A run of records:
>> START
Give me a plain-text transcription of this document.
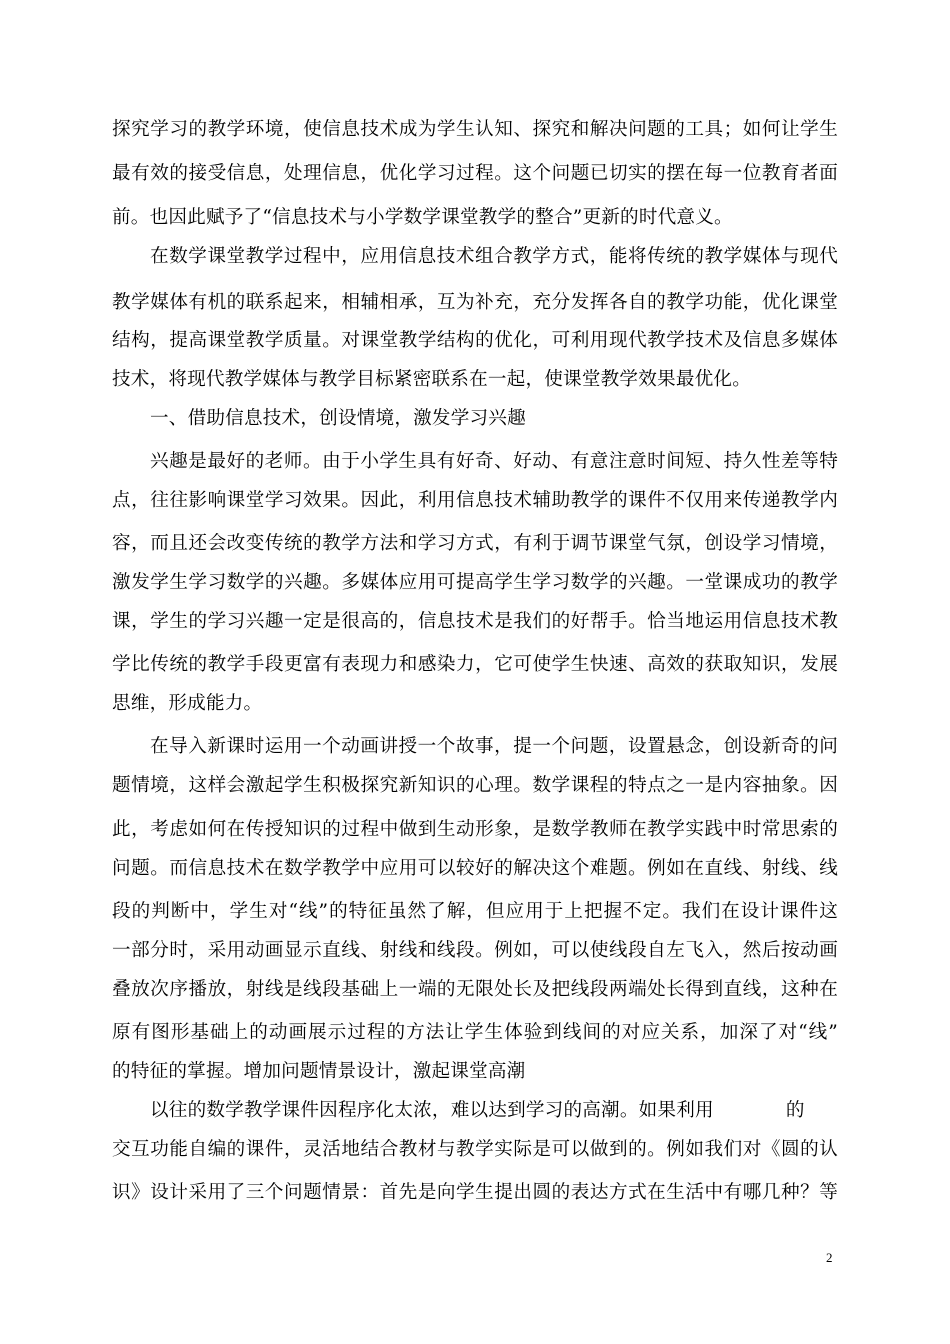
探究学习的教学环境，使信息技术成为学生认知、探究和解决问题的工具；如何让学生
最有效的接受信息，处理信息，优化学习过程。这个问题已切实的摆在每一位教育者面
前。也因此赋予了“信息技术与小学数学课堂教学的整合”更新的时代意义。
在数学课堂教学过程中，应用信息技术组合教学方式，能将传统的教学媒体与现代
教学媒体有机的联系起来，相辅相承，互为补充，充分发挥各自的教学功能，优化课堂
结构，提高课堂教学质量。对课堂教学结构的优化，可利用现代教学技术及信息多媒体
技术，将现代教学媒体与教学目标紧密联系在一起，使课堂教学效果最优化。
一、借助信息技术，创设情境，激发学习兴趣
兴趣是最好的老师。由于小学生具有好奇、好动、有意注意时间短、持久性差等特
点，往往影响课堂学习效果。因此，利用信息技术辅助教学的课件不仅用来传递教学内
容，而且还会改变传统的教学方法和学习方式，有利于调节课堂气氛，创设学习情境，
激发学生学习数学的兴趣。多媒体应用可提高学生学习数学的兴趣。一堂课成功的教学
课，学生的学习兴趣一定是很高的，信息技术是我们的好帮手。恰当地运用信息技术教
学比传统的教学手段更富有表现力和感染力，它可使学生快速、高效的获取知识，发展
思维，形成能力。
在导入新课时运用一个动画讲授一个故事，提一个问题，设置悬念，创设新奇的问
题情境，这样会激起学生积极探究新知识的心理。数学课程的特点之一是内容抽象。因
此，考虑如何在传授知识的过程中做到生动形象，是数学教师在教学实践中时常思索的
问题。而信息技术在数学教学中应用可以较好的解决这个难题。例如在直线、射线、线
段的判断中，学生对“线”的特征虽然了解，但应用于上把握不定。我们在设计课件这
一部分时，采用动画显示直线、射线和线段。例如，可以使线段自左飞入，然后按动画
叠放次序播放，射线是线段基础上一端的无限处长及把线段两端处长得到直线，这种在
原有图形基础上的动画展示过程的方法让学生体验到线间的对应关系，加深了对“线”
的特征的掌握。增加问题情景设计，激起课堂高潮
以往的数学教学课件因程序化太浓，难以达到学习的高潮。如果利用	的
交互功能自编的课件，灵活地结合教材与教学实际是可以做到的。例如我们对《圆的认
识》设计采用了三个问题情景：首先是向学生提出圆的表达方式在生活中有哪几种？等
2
>> END
Without the pictures, restate all the entries above exactly.

Give me a plain-text transcription of this document.
探究学习的教学环境，使信息技术成为学生认知、探究和解决问题的工具；如何让学生
最有效的接受信息，处理信息，优化学习过程。这个问题已切实的摆在每一位教育者面
前。也因此赋予了“信息技术与小学数学课堂教学的整合”更新的时代意义。
在数学课堂教学过程中，应用信息技术组合教学方式，能将传统的教学媒体与现代
教学媒体有机的联系起来，相辅相承，互为补充，充分发挥各自的教学功能，优化课堂
结构，提高课堂教学质量。对课堂教学结构的优化，可利用现代教学技术及信息多媒体
技术，将现代教学媒体与教学目标紧密联系在一起，使课堂教学效果最优化。
一、借助信息技术，创设情境，激发学习兴趣
兴趣是最好的老师。由于小学生具有好奇、好动、有意注意时间短、持久性差等特
点，往往影响课堂学习效果。因此，利用信息技术辅助教学的课件不仅用来传递教学内
容，而且还会改变传统的教学方法和学习方式，有利于调节课堂气氛，创设学习情境，
激发学生学习数学的兴趣。多媒体应用可提高学生学习数学的兴趣。一堂课成功的教学
课，学生的学习兴趣一定是很高的，信息技术是我们的好帮手。恰当地运用信息技术教
学比传统的教学手段更富有表现力和感染力，它可使学生快速、高效的获取知识，发展
思维，形成能力。
在导入新课时运用一个动画讲授一个故事，提一个问题，设置悬念，创设新奇的问
题情境，这样会激起学生积极探究新知识的心理。数学课程的特点之一是内容抽象。因
此，考虑如何在传授知识的过程中做到生动形象，是数学教师在教学实践中时常思索的
问题。而信息技术在数学教学中应用可以较好的解决这个难题。例如在直线、射线、线
段的判断中，学生对“线”的特征虽然了解，但应用于上把握不定。我们在设计课件这
一部分时，采用动画显示直线、射线和线段。例如，可以使线段自左飞入，然后按动画
叠放次序播放，射线是线段基础上一端的无限处长及把线段两端处长得到直线，这种在
原有图形基础上的动画展示过程的方法让学生体验到线间的对应关系，加深了对“线”
的特征的掌握。增加问题情景设计，激起课堂高潮
以往的数学教学课件因程序化太浓，难以达到学习的高潮。如果利用	的
交互功能自编的课件，灵活地结合教材与教学实际是可以做到的。例如我们对《圆的认
识》设计采用了三个问题情景：首先是向学生提出圆的表达方式在生活中有哪几种？等
2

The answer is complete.